## Begin The input

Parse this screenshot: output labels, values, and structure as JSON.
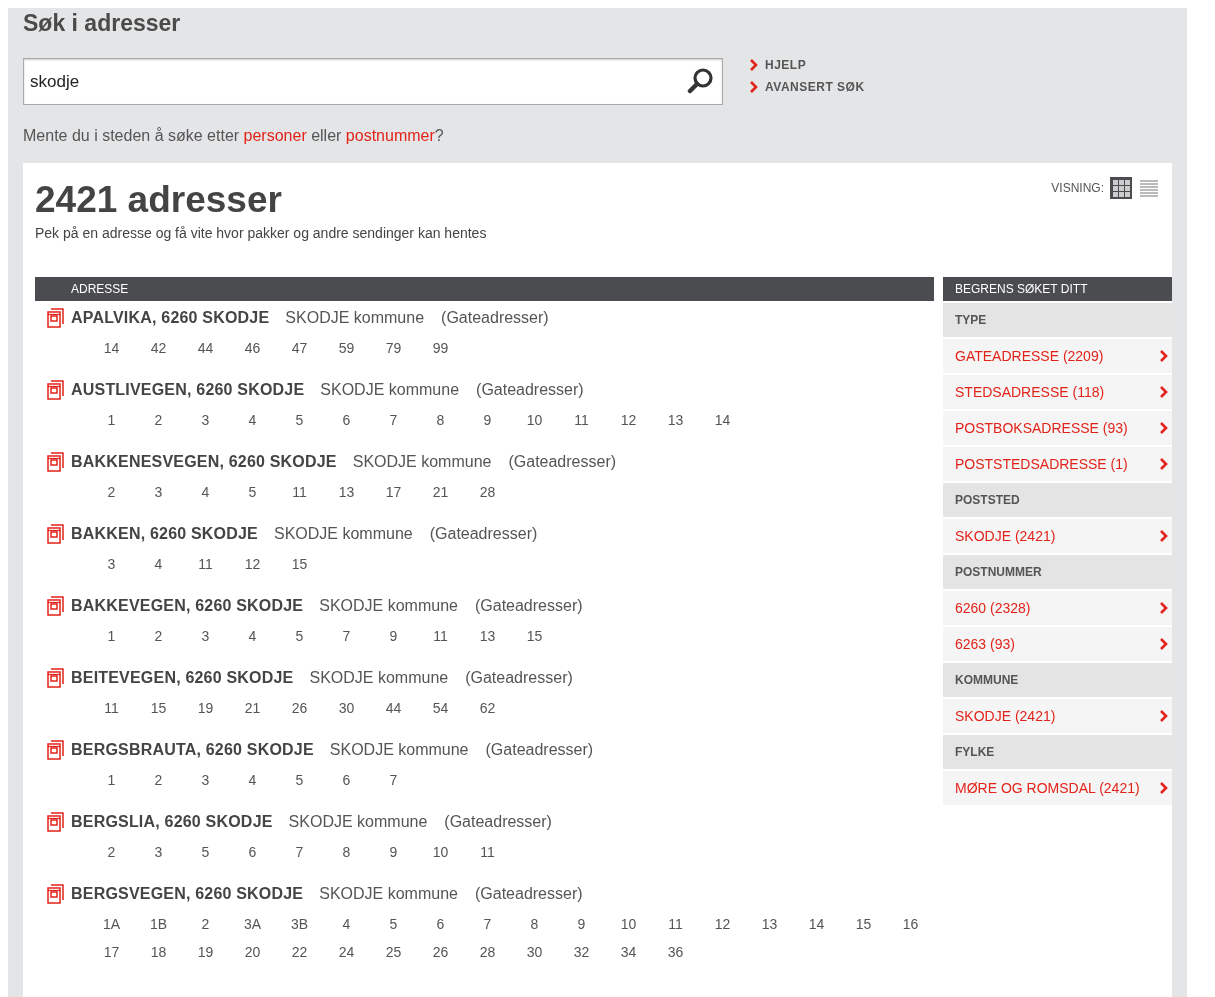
{
  "page_title": "Søk i adresser",
  "search": {
    "value": "skodje"
  },
  "side_links": [
    "HJELP",
    "AVANSERT SØK"
  ],
  "suggestion_parts": [
    {
      "kind": "text",
      "text": "Mente du i steden å søke etter "
    },
    {
      "kind": "link",
      "text": "personer"
    },
    {
      "kind": "text",
      "text": " eller "
    },
    {
      "kind": "link",
      "text": "postnummer"
    },
    {
      "kind": "text",
      "text": "?"
    }
  ],
  "results": {
    "count_title": "2421 adresser",
    "subtitle": "Pek på en adresse og få vite hvor pakker og andre sendinger kan hentes",
    "view_label": "VISNING:",
    "views": [
      {
        "kind": "grid",
        "selected": true
      },
      {
        "kind": "list",
        "selected": false
      }
    ],
    "column": "ADRESSE",
    "addresses": [
      {
        "name": "APALVIKA, 6260 SKODJE",
        "municipality": "SKODJE kommune",
        "type": "(Gateadresser)",
        "numbers": [
          "14",
          "42",
          "44",
          "46",
          "47",
          "59",
          "79",
          "99"
        ]
      },
      {
        "name": "AUSTLIVEGEN, 6260 SKODJE",
        "municipality": "SKODJE kommune",
        "type": "(Gateadresser)",
        "numbers": [
          "1",
          "2",
          "3",
          "4",
          "5",
          "6",
          "7",
          "8",
          "9",
          "10",
          "11",
          "12",
          "13",
          "14"
        ]
      },
      {
        "name": "BAKKENESVEGEN, 6260 SKODJE",
        "municipality": "SKODJE kommune",
        "type": "(Gateadresser)",
        "numbers": [
          "2",
          "3",
          "4",
          "5",
          "11",
          "13",
          "17",
          "21",
          "28"
        ]
      },
      {
        "name": "BAKKEN, 6260 SKODJE",
        "municipality": "SKODJE kommune",
        "type": "(Gateadresser)",
        "numbers": [
          "3",
          "4",
          "11",
          "12",
          "15"
        ]
      },
      {
        "name": "BAKKEVEGEN, 6260 SKODJE",
        "municipality": "SKODJE kommune",
        "type": "(Gateadresser)",
        "numbers": [
          "1",
          "2",
          "3",
          "4",
          "5",
          "7",
          "9",
          "11",
          "13",
          "15"
        ]
      },
      {
        "name": "BEITEVEGEN, 6260 SKODJE",
        "municipality": "SKODJE kommune",
        "type": "(Gateadresser)",
        "numbers": [
          "11",
          "15",
          "19",
          "21",
          "26",
          "30",
          "44",
          "54",
          "62"
        ]
      },
      {
        "name": "BERGSBRAUTA, 6260 SKODJE",
        "municipality": "SKODJE kommune",
        "type": "(Gateadresser)",
        "numbers": [
          "1",
          "2",
          "3",
          "4",
          "5",
          "6",
          "7"
        ]
      },
      {
        "name": "BERGSLIA, 6260 SKODJE",
        "municipality": "SKODJE kommune",
        "type": "(Gateadresser)",
        "numbers": [
          "2",
          "3",
          "5",
          "6",
          "7",
          "8",
          "9",
          "10",
          "11"
        ]
      },
      {
        "name": "BERGSVEGEN, 6260 SKODJE",
        "municipality": "SKODJE kommune",
        "type": "(Gateadresser)",
        "numbers": [
          "1A",
          "1B",
          "2",
          "3A",
          "3B",
          "4",
          "5",
          "6",
          "7",
          "8",
          "9",
          "10",
          "11",
          "12",
          "13",
          "14",
          "15",
          "16",
          "17",
          "18",
          "19",
          "20",
          "22",
          "24",
          "25",
          "26",
          "28",
          "30",
          "32",
          "34",
          "36"
        ]
      }
    ]
  },
  "filters": {
    "title": "BEGRENS SØKET DITT",
    "groups": [
      {
        "heading": "TYPE",
        "items": [
          "GATEADRESSE (2209)",
          "STEDSADRESSE (118)",
          "POSTBOKSADRESSE (93)",
          "POSTSTEDSADRESSE (1)"
        ]
      },
      {
        "heading": "POSTSTED",
        "items": [
          "SKODJE (2421)"
        ]
      },
      {
        "heading": "POSTNUMMER",
        "items": [
          "6260 (2328)",
          "6263 (93)"
        ]
      },
      {
        "heading": "KOMMUNE",
        "items": [
          "SKODJE (2421)"
        ]
      },
      {
        "heading": "FYLKE",
        "items": [
          "MØRE OG ROMSDAL (2421)"
        ]
      }
    ]
  }
}
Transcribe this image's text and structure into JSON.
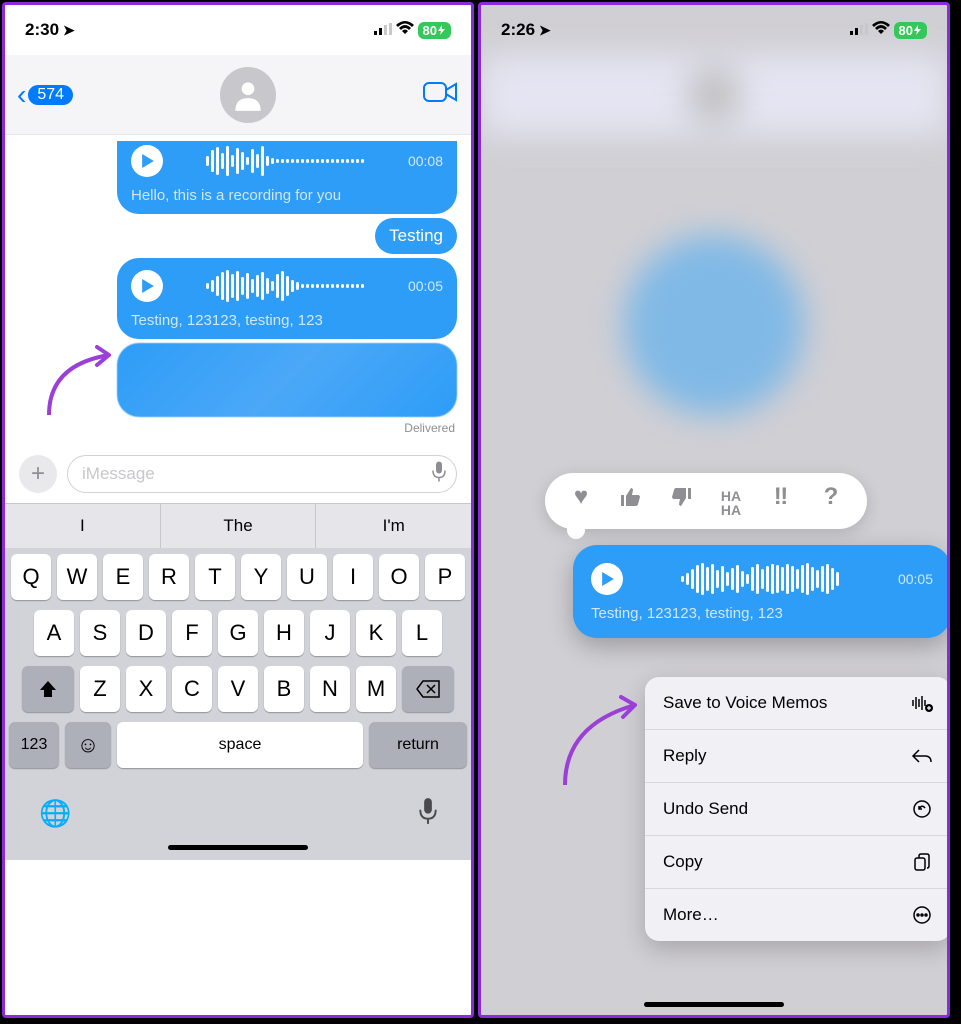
{
  "left": {
    "status": {
      "time": "2:30",
      "battery": "80"
    },
    "header": {
      "back_count": "574"
    },
    "messages": {
      "voice1": {
        "duration": "00:08",
        "caption": "Hello, this is a recording for you"
      },
      "text1": "Testing",
      "voice2": {
        "duration": "00:05",
        "caption": "Testing, 123123, testing, 123"
      },
      "delivered": "Delivered"
    },
    "input": {
      "placeholder": "iMessage"
    },
    "suggestions": [
      "I",
      "The",
      "I'm"
    ],
    "keyboard": {
      "row1": [
        "Q",
        "W",
        "E",
        "R",
        "T",
        "Y",
        "U",
        "I",
        "O",
        "P"
      ],
      "row2": [
        "A",
        "S",
        "D",
        "F",
        "G",
        "H",
        "J",
        "K",
        "L"
      ],
      "row3": [
        "Z",
        "X",
        "C",
        "V",
        "B",
        "N",
        "M"
      ],
      "num": "123",
      "space": "space",
      "return": "return"
    }
  },
  "right": {
    "status": {
      "time": "2:26",
      "battery": "80"
    },
    "focused": {
      "duration": "00:05",
      "caption": "Testing, 123123, testing, 123"
    },
    "tapbacks": [
      "♥",
      "👍",
      "👎",
      "HAHA",
      "‼",
      "?"
    ],
    "menu": [
      {
        "label": "Save to Voice Memos",
        "icon": "waveform-plus"
      },
      {
        "label": "Reply",
        "icon": "reply"
      },
      {
        "label": "Undo Send",
        "icon": "undo"
      },
      {
        "label": "Copy",
        "icon": "copy"
      },
      {
        "label": "More…",
        "icon": "more"
      }
    ]
  }
}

## End The input

Select and copy every line of the material that holds the string "JSON".

Parse this screenshot: output labels, values, and structure as JSON.
Transcribe this image's text and structure into JSON.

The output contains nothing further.